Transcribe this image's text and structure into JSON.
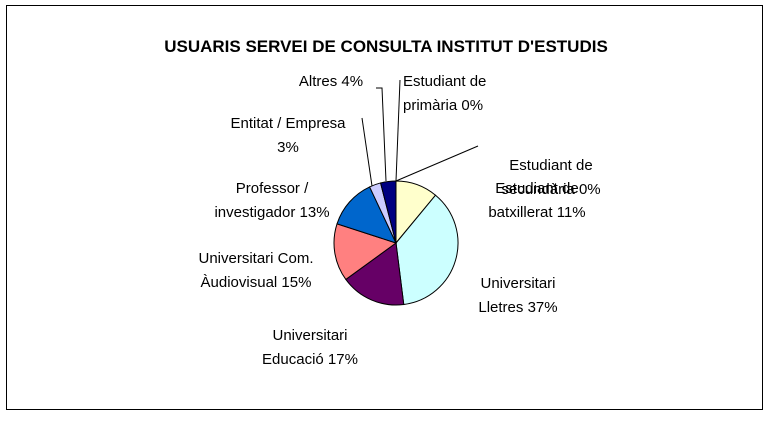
{
  "chart_data": {
    "type": "pie",
    "title": "USUARIS SERVEI DE CONSULTA INSTITUT D'ESTUDIS",
    "categories": [
      "Estudiant de primària",
      "Estudiant de secundària",
      "Estudiant de batxillerat",
      "Universitari Lletres",
      "Universitari Educació",
      "Universitari Com. Àudiovisual",
      "Professor / investigador",
      "Entitat / Empresa",
      "Altres"
    ],
    "values": [
      0,
      0,
      11,
      37,
      17,
      15,
      13,
      3,
      4
    ],
    "value_labels": [
      "0%",
      "0%",
      "11%",
      "37%",
      "17%",
      "15%",
      "13%",
      "3%",
      "4%"
    ],
    "colors": [
      "#9999ff",
      "#993366",
      "#ffffcc",
      "#ccffff",
      "#660066",
      "#ff8080",
      "#0066cc",
      "#ccccff",
      "#000080"
    ]
  }
}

- [What the task requires]:
Repeat the material above verbatim. Leave the pictures behind.

- [Result of this task]:
Transcribe this image's text and structure into JSON.
{
  "chart_data": {
    "type": "pie",
    "title": "USUARIS SERVEI DE CONSULTA INSTITUT D'ESTUDIS",
    "categories": [
      "Estudiant de primària",
      "Estudiant de secundària",
      "Estudiant de batxillerat",
      "Universitari Lletres",
      "Universitari Educació",
      "Universitari Com. Àudiovisual",
      "Professor / investigador",
      "Entitat / Empresa",
      "Altres"
    ],
    "values": [
      0,
      0,
      11,
      37,
      17,
      15,
      13,
      3,
      4
    ],
    "value_labels": [
      "0%",
      "0%",
      "11%",
      "37%",
      "17%",
      "15%",
      "13%",
      "3%",
      "4%"
    ],
    "colors": [
      "#9999ff",
      "#993366",
      "#ffffcc",
      "#ccffff",
      "#660066",
      "#ff8080",
      "#0066cc",
      "#ccccff",
      "#000080"
    ]
  }
}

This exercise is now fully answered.